Given records »
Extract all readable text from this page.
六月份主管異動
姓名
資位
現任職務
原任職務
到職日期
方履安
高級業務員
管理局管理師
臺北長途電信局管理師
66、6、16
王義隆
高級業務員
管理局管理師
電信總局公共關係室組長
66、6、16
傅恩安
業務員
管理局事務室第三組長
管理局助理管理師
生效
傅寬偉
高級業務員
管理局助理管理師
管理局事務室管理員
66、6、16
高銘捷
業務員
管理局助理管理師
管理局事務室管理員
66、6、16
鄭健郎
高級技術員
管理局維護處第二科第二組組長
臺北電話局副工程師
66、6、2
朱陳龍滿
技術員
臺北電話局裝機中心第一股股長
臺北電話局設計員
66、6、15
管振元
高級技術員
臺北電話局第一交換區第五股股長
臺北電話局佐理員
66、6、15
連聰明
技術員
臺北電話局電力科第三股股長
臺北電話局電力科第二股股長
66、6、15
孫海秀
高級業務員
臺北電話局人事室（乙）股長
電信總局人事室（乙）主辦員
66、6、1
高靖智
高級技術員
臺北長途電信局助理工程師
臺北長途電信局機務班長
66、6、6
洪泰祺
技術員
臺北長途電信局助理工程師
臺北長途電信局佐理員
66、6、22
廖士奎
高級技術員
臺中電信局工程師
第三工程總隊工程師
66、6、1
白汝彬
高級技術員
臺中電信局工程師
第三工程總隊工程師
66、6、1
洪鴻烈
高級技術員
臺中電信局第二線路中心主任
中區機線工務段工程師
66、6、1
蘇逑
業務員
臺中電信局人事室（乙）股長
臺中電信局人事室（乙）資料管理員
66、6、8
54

Exercise » Go through the listing and copy all of it exactly.

Complete response »
Extract all readable text from this page.
六月份主管異動
姓名
資位
現任職務
原任職務
到職日期
方履安
高級業務員
管理局管理師
臺北長途電信局管理師
66、6、16
王義隆
高級業務員
管理局管理師
電信總局公共關係室組長
66、6、16
傅恩安
業務員
管理局事務室第三組長
管理局助理管理師
生效
傅寬偉
高級業務員
管理局助理管理師
管理局事務室管理員
66、6、16
高銘捷
業務員
管理局助理管理師
管理局事務室管理員
66、6、16
鄭健郎
高級技術員
管理局維護處第二科第二組組長
臺北電話局副工程師
66、6、2
朱陳龍滿
技術員
臺北電話局裝機中心第一股股長
臺北電話局設計員
66、6、15
管振元
高級技術員
臺北電話局第一交換區第五股股長
臺北電話局佐理員
66、6、15
連聰明
技術員
臺北電話局電力科第三股股長
臺北電話局電力科第二股股長
66、6、15
孫海秀
高級業務員
臺北電話局人事室（乙）股長
電信總局人事室（乙）主辦員
66、6、1
高靖智
高級技術員
臺北長途電信局助理工程師
臺北長途電信局機務班長
66、6、6
洪泰祺
技術員
臺北長途電信局助理工程師
臺北長途電信局佐理員
66、6、22
廖士奎
高級技術員
臺中電信局工程師
第三工程總隊工程師
66、6、1
白汝彬
高級技術員
臺中電信局工程師
第三工程總隊工程師
66、6、1
洪鴻烈
高級技術員
臺中電信局第二線路中心主任
中區機線工務段工程師
66、6、1
蘇逑
業務員
臺中電信局人事室（乙）股長
臺中電信局人事室（乙）資料管理員
66、6、8
54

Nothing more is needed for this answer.